**WRITTEN PROBLEM**: Leave out the pictures and reproduce all of the data exactly.

**SUPPLIED MATERIAL**:
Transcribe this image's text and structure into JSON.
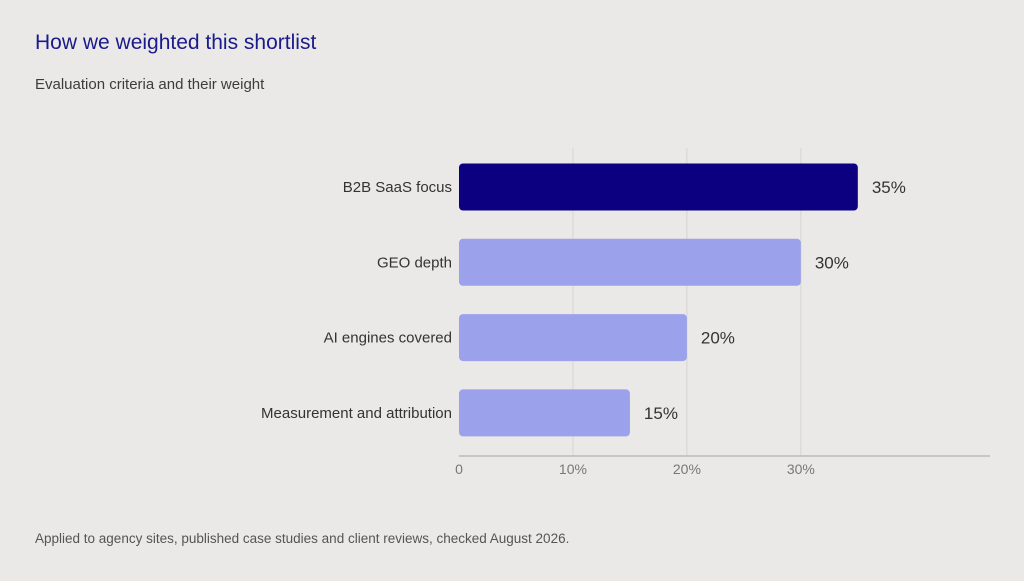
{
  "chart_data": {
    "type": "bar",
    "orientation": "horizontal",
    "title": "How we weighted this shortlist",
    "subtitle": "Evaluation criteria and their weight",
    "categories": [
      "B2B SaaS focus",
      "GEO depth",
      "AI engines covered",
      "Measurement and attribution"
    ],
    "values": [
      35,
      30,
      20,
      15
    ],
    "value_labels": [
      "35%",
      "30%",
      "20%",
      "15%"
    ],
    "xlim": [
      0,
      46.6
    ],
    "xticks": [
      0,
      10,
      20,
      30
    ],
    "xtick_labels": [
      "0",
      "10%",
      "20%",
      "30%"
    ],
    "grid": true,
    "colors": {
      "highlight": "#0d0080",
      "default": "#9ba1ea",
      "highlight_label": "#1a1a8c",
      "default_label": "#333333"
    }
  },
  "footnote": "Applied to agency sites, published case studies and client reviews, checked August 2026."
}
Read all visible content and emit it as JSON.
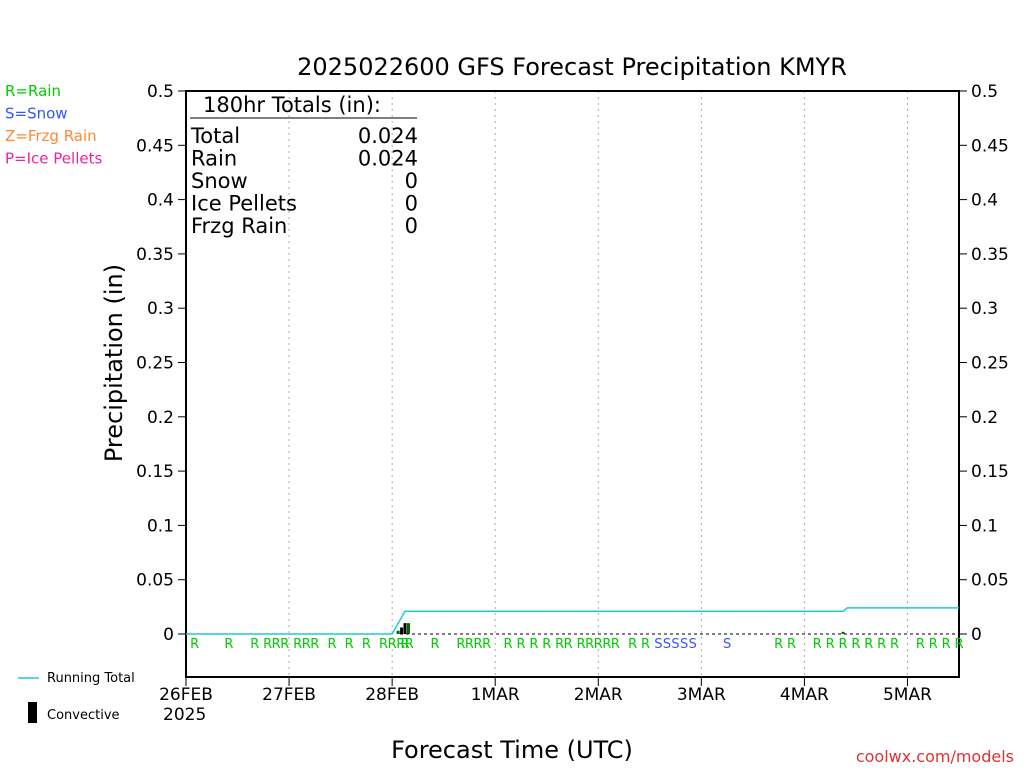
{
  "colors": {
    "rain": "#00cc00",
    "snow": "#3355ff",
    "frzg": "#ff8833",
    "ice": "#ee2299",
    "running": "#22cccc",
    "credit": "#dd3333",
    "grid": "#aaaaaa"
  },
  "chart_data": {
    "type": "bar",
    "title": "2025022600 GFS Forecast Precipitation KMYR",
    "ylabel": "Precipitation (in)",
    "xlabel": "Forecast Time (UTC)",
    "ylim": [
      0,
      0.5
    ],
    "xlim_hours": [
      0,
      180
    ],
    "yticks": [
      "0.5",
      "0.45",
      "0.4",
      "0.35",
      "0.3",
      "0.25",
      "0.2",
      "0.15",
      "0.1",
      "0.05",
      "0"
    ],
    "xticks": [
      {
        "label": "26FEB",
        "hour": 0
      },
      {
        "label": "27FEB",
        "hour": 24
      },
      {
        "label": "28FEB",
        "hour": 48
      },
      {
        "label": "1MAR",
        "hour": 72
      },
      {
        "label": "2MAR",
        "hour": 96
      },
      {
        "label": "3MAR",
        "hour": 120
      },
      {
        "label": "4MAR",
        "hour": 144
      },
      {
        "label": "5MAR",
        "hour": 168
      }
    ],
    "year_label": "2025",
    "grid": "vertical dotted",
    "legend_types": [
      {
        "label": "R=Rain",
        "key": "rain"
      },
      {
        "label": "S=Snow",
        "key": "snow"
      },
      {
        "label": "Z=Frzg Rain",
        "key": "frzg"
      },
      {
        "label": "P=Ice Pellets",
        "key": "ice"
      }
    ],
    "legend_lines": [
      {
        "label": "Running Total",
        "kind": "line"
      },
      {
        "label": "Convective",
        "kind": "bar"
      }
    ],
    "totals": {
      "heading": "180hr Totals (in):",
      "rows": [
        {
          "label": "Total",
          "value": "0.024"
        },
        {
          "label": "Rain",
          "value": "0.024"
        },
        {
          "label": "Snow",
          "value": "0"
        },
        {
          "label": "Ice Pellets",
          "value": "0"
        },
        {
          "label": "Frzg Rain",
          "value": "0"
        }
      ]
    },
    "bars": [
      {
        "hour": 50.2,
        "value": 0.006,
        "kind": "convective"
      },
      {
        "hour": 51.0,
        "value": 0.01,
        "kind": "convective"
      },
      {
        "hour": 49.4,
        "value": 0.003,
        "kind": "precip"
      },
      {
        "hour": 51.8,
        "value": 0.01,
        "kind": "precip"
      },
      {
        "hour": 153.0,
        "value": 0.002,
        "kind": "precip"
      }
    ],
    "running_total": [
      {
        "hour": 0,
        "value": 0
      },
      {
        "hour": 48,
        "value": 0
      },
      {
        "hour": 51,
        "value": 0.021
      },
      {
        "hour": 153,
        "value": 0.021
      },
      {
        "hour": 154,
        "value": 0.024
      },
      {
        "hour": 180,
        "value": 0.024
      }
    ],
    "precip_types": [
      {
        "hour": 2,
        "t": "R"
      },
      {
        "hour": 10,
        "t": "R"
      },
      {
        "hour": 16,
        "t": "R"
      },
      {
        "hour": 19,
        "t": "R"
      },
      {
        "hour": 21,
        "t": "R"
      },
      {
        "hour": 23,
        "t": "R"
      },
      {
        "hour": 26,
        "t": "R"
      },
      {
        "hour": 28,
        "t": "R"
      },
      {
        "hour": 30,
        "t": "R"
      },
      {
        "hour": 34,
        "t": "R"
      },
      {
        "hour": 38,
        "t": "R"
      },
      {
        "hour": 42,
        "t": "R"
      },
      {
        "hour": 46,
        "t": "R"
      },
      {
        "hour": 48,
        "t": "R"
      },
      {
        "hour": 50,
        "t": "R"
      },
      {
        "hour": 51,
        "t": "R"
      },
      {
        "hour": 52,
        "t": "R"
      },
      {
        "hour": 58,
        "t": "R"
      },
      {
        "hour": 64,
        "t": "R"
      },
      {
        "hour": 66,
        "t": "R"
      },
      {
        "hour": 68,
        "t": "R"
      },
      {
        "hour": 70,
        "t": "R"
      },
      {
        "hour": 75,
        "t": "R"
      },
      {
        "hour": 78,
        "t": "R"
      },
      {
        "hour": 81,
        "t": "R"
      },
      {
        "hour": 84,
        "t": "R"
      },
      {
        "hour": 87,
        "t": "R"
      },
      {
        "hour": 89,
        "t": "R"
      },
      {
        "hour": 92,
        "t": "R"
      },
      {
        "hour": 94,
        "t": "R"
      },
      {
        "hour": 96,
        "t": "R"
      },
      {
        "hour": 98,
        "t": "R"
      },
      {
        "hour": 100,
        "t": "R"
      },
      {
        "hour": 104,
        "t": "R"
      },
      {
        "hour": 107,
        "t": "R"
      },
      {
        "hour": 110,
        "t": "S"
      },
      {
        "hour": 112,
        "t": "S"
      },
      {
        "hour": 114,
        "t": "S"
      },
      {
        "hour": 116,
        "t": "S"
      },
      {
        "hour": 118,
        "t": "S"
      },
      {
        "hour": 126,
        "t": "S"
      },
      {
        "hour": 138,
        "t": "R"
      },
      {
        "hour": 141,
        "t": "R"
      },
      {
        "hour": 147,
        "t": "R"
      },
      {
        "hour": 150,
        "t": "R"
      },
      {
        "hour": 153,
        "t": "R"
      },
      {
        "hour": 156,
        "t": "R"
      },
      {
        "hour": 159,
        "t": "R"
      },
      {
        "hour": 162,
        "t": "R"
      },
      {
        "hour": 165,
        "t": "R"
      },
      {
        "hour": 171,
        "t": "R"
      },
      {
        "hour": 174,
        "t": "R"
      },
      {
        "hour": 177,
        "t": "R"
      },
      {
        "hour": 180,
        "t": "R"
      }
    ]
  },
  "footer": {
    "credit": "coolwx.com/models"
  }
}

**RESPONSE TO THIS EXERCISE**:
Transcribe this image's text and structure into JSON.
{
  "chart_data": {
    "type": "bar",
    "orientation": "horizontal",
    "title": "How we weighted this shortlist",
    "subtitle": "Evaluation criteria and their weight",
    "categories": [
      "B2B SaaS focus",
      "GEO depth",
      "AI engines covered",
      "Measurement and attribution"
    ],
    "values": [
      35,
      30,
      20,
      15
    ],
    "value_labels": [
      "35%",
      "30%",
      "20%",
      "15%"
    ],
    "xlim": [
      0,
      46.6
    ],
    "xticks": [
      0,
      10,
      20,
      30
    ],
    "xtick_labels": [
      "0",
      "10%",
      "20%",
      "30%"
    ],
    "grid": true,
    "colors": {
      "highlight": "#0d0080",
      "default": "#9ba1ea",
      "highlight_label": "#1a1a8c",
      "default_label": "#333333"
    }
  },
  "footnote": "Applied to agency sites, published case studies and client reviews, checked August 2026."
}
Read all visible content and emit it as JSON.
{
  "colors": {
    "rain": "#00cc00",
    "snow": "#3355ff",
    "frzg": "#ff8833",
    "ice": "#ee2299",
    "running": "#22cccc",
    "credit": "#dd3333",
    "grid": "#aaaaaa"
  },
  "chart_data": {
    "type": "bar",
    "title": "2025022600 GFS Forecast Precipitation KMYR",
    "ylabel": "Precipitation (in)",
    "xlabel": "Forecast Time (UTC)",
    "ylim": [
      0,
      0.5
    ],
    "xlim_hours": [
      0,
      180
    ],
    "yticks": [
      "0.5",
      "0.45",
      "0.4",
      "0.35",
      "0.3",
      "0.25",
      "0.2",
      "0.15",
      "0.1",
      "0.05",
      "0"
    ],
    "xticks": [
      {
        "label": "26FEB",
        "hour": 0
      },
      {
        "label": "27FEB",
        "hour": 24
      },
      {
        "label": "28FEB",
        "hour": 48
      },
      {
        "label": "1MAR",
        "hour": 72
      },
      {
        "label": "2MAR",
        "hour": 96
      },
      {
        "label": "3MAR",
        "hour": 120
      },
      {
        "label": "4MAR",
        "hour": 144
      },
      {
        "label": "5MAR",
        "hour": 168
      }
    ],
    "year_label": "2025",
    "grid": "vertical dotted",
    "legend_types": [
      {
        "label": "R=Rain",
        "key": "rain"
      },
      {
        "label": "S=Snow",
        "key": "snow"
      },
      {
        "label": "Z=Frzg Rain",
        "key": "frzg"
      },
      {
        "label": "P=Ice Pellets",
        "key": "ice"
      }
    ],
    "legend_lines": [
      {
        "label": "Running Total",
        "kind": "line"
      },
      {
        "label": "Convective",
        "kind": "bar"
      }
    ],
    "totals": {
      "heading": "180hr Totals (in):",
      "rows": [
        {
          "label": "Total",
          "value": "0.024"
        },
        {
          "label": "Rain",
          "value": "0.024"
        },
        {
          "label": "Snow",
          "value": "0"
        },
        {
          "label": "Ice Pellets",
          "value": "0"
        },
        {
          "label": "Frzg Rain",
          "value": "0"
        }
      ]
    },
    "bars": [
      {
        "hour": 50.2,
        "value": 0.006,
        "kind": "convective"
      },
      {
        "hour": 51.0,
        "value": 0.01,
        "kind": "convective"
      },
      {
        "hour": 49.4,
        "value": 0.003,
        "kind": "precip"
      },
      {
        "hour": 51.8,
        "value": 0.01,
        "kind": "precip"
      },
      {
        "hour": 153.0,
        "value": 0.002,
        "kind": "precip"
      }
    ],
    "running_total": [
      {
        "hour": 0,
        "value": 0
      },
      {
        "hour": 48,
        "value": 0
      },
      {
        "hour": 51,
        "value": 0.021
      },
      {
        "hour": 153,
        "value": 0.021
      },
      {
        "hour": 154,
        "value": 0.024
      },
      {
        "hour": 180,
        "value": 0.024
      }
    ],
    "precip_types": [
      {
        "hour": 2,
        "t": "R"
      },
      {
        "hour": 10,
        "t": "R"
      },
      {
        "hour": 16,
        "t": "R"
      },
      {
        "hour": 19,
        "t": "R"
      },
      {
        "hour": 21,
        "t": "R"
      },
      {
        "hour": 23,
        "t": "R"
      },
      {
        "hour": 26,
        "t": "R"
      },
      {
        "hour": 28,
        "t": "R"
      },
      {
        "hour": 30,
        "t": "R"
      },
      {
        "hour": 34,
        "t": "R"
      },
      {
        "hour": 38,
        "t": "R"
      },
      {
        "hour": 42,
        "t": "R"
      },
      {
        "hour": 46,
        "t": "R"
      },
      {
        "hour": 48,
        "t": "R"
      },
      {
        "hour": 50,
        "t": "R"
      },
      {
        "hour": 51,
        "t": "R"
      },
      {
        "hour": 52,
        "t": "R"
      },
      {
        "hour": 58,
        "t": "R"
      },
      {
        "hour": 64,
        "t": "R"
      },
      {
        "hour": 66,
        "t": "R"
      },
      {
        "hour": 68,
        "t": "R"
      },
      {
        "hour": 70,
        "t": "R"
      },
      {
        "hour": 75,
        "t": "R"
      },
      {
        "hour": 78,
        "t": "R"
      },
      {
        "hour": 81,
        "t": "R"
      },
      {
        "hour": 84,
        "t": "R"
      },
      {
        "hour": 87,
        "t": "R"
      },
      {
        "hour": 89,
        "t": "R"
      },
      {
        "hour": 92,
        "t": "R"
      },
      {
        "hour": 94,
        "t": "R"
      },
      {
        "hour": 96,
        "t": "R"
      },
      {
        "hour": 98,
        "t": "R"
      },
      {
        "hour": 100,
        "t": "R"
      },
      {
        "hour": 104,
        "t": "R"
      },
      {
        "hour": 107,
        "t": "R"
      },
      {
        "hour": 110,
        "t": "S"
      },
      {
        "hour": 112,
        "t": "S"
      },
      {
        "hour": 114,
        "t": "S"
      },
      {
        "hour": 116,
        "t": "S"
      },
      {
        "hour": 118,
        "t": "S"
      },
      {
        "hour": 126,
        "t": "S"
      },
      {
        "hour": 138,
        "t": "R"
      },
      {
        "hour": 141,
        "t": "R"
      },
      {
        "hour": 147,
        "t": "R"
      },
      {
        "hour": 150,
        "t": "R"
      },
      {
        "hour": 153,
        "t": "R"
      },
      {
        "hour": 156,
        "t": "R"
      },
      {
        "hour": 159,
        "t": "R"
      },
      {
        "hour": 162,
        "t": "R"
      },
      {
        "hour": 165,
        "t": "R"
      },
      {
        "hour": 171,
        "t": "R"
      },
      {
        "hour": 174,
        "t": "R"
      },
      {
        "hour": 177,
        "t": "R"
      },
      {
        "hour": 180,
        "t": "R"
      }
    ]
  },
  "footer": {
    "credit": "coolwx.com/models"
  }
}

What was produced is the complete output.